# Exercise goal
Copy out the lines that include the word "this".
** start of Excerpted data **
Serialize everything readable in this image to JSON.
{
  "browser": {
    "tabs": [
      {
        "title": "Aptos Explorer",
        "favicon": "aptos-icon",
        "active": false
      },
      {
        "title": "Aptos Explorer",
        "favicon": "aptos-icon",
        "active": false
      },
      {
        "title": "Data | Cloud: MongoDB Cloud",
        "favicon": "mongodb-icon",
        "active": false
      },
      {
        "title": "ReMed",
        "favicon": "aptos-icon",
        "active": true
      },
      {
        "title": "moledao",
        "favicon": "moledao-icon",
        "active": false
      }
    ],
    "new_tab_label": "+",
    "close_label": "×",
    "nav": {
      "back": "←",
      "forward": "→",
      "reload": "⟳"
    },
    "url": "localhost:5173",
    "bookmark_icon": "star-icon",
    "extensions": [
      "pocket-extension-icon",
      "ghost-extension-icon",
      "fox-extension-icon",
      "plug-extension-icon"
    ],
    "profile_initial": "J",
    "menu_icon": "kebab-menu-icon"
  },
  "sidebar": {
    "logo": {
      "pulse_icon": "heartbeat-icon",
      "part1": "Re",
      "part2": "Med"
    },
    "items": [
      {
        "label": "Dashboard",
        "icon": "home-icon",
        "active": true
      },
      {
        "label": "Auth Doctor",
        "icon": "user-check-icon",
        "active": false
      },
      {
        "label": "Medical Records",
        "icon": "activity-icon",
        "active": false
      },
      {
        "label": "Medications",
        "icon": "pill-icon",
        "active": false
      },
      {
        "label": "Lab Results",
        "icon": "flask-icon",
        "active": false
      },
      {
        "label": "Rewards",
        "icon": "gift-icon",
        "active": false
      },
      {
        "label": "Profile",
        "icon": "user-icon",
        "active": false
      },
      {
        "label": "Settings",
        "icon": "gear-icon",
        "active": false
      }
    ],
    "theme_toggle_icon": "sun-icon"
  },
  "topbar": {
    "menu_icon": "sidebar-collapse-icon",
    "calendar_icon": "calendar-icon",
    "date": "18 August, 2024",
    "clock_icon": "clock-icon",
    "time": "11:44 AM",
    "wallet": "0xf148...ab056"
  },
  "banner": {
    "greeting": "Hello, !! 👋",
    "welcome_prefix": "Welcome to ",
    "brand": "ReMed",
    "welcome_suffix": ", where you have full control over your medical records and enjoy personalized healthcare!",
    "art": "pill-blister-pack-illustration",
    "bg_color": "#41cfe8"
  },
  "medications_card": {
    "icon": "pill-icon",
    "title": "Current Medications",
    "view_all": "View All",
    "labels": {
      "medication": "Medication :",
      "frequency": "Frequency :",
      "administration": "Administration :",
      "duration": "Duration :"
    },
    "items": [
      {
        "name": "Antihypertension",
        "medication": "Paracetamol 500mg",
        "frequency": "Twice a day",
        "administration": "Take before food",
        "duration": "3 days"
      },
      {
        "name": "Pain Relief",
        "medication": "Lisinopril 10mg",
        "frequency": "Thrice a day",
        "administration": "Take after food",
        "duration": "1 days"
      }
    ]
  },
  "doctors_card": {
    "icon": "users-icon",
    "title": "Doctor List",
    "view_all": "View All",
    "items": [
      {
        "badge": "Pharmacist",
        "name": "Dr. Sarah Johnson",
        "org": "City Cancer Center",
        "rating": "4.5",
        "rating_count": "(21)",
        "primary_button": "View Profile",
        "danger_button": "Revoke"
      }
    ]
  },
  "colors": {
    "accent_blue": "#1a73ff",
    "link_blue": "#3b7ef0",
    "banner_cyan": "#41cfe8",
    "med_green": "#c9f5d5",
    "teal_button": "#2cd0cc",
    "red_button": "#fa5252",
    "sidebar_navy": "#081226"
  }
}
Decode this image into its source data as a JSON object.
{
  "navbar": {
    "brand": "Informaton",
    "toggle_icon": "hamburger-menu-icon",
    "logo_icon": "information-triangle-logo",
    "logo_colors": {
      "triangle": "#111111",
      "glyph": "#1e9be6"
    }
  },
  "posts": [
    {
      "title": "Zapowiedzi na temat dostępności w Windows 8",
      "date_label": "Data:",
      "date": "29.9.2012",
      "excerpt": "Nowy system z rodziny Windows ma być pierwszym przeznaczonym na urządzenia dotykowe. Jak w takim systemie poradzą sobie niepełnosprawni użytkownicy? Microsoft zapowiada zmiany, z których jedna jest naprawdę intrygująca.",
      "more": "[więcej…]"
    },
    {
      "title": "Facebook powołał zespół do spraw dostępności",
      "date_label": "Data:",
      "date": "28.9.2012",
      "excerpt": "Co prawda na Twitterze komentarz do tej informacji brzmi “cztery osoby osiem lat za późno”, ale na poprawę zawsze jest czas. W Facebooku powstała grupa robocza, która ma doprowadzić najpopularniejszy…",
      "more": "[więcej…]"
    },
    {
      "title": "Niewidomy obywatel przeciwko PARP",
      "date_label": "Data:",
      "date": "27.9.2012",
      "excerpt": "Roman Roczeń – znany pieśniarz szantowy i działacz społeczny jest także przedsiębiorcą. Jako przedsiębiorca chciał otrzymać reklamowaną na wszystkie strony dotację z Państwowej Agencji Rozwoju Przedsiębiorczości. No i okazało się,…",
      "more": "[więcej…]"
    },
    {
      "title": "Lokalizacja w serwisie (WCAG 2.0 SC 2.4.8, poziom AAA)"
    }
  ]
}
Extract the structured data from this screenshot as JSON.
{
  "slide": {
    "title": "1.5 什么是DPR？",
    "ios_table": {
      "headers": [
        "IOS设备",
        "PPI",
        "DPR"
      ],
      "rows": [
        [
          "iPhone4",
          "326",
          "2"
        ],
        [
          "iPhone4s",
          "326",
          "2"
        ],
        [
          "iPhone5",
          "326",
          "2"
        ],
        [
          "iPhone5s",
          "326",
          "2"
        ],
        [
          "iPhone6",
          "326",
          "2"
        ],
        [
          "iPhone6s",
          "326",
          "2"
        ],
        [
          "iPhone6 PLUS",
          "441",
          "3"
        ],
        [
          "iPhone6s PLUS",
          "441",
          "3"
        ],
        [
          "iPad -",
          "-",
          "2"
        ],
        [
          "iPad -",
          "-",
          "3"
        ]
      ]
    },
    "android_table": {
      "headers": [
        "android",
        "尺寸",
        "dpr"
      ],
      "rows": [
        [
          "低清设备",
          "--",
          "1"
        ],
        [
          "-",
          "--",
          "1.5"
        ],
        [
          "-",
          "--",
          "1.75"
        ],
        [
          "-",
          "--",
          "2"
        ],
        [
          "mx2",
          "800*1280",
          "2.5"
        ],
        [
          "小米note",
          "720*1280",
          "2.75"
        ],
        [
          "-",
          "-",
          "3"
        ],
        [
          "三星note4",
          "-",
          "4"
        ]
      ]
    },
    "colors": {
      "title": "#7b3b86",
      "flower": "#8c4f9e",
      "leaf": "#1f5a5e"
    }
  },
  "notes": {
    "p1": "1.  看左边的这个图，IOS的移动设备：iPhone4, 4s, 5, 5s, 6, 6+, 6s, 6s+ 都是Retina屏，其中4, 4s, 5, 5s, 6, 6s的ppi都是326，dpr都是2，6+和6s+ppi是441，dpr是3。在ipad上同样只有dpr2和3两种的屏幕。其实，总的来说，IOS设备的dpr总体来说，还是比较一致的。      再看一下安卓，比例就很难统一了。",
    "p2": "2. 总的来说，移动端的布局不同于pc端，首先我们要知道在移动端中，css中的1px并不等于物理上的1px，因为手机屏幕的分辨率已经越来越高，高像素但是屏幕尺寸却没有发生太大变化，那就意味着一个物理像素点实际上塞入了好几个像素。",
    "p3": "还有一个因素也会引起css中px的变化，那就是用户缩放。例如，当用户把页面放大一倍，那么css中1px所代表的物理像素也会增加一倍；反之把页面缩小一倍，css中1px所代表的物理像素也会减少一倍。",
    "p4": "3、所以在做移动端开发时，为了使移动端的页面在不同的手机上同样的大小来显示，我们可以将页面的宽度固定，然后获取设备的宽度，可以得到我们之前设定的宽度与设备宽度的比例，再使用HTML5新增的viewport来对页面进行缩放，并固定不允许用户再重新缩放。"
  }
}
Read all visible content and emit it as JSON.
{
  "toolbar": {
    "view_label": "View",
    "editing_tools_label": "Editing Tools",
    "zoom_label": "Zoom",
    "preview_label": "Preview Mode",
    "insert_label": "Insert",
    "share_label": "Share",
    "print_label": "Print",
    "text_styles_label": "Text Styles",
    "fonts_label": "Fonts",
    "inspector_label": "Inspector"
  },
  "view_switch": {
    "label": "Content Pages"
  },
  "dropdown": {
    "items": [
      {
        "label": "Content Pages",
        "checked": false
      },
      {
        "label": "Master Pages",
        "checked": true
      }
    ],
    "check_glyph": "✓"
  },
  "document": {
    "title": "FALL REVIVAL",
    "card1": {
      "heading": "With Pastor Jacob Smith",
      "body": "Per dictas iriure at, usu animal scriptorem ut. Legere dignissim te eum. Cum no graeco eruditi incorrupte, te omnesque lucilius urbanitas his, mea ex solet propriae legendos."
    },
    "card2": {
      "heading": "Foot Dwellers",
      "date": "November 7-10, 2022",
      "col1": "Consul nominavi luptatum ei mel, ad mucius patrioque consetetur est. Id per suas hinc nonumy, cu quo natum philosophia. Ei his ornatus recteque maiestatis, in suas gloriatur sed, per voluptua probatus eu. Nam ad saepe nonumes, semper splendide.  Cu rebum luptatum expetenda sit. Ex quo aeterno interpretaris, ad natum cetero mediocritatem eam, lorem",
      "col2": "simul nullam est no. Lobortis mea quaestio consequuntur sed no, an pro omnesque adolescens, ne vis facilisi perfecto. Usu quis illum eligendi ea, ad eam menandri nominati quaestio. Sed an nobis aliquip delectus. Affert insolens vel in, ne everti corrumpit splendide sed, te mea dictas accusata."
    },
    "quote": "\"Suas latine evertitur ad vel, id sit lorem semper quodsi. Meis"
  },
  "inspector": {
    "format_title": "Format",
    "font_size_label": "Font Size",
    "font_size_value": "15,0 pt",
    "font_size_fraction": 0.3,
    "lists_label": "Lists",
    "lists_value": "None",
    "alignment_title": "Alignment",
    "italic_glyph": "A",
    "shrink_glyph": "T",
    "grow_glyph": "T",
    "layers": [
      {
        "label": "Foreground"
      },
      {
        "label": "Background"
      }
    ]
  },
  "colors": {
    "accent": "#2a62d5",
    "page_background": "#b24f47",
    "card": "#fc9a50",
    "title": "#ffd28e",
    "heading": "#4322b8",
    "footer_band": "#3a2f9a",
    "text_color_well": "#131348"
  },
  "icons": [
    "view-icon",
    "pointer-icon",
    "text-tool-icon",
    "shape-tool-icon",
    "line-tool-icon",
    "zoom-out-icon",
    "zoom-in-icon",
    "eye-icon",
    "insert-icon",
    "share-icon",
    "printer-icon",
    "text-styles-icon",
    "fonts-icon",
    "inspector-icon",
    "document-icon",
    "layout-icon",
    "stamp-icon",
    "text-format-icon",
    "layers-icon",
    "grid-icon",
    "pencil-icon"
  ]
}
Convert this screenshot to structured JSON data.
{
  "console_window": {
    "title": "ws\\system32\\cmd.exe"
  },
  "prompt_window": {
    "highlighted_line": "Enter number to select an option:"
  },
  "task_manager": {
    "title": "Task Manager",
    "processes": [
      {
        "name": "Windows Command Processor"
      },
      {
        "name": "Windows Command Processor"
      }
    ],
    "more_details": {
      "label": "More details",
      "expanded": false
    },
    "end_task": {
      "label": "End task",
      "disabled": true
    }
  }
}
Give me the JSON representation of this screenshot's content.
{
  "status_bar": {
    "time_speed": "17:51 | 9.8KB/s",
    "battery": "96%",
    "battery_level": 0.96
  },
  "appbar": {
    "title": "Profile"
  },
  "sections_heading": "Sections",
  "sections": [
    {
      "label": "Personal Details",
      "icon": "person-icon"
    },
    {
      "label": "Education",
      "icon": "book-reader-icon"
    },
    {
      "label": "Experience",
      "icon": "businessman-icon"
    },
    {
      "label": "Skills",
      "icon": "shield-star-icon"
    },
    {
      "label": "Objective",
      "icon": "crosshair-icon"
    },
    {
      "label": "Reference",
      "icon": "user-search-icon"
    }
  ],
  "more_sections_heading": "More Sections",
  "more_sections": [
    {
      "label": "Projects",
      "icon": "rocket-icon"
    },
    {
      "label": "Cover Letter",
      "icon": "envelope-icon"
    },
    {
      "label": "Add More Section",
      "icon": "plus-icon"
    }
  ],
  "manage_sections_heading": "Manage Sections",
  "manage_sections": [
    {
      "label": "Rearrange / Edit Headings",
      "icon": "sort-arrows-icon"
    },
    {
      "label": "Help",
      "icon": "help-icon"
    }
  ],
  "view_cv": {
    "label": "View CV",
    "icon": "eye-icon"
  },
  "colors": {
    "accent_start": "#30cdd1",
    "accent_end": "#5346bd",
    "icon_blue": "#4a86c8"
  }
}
** end of Excerpted data **
# The answer
Serialize everything readable in this image to JSON.
Decode this image into its source data as a JSON object.
Extract the structured data from this screenshot as JSON.
Convert this screenshot to structured JSON data.
Give me the JSON representation of this screenshot's content.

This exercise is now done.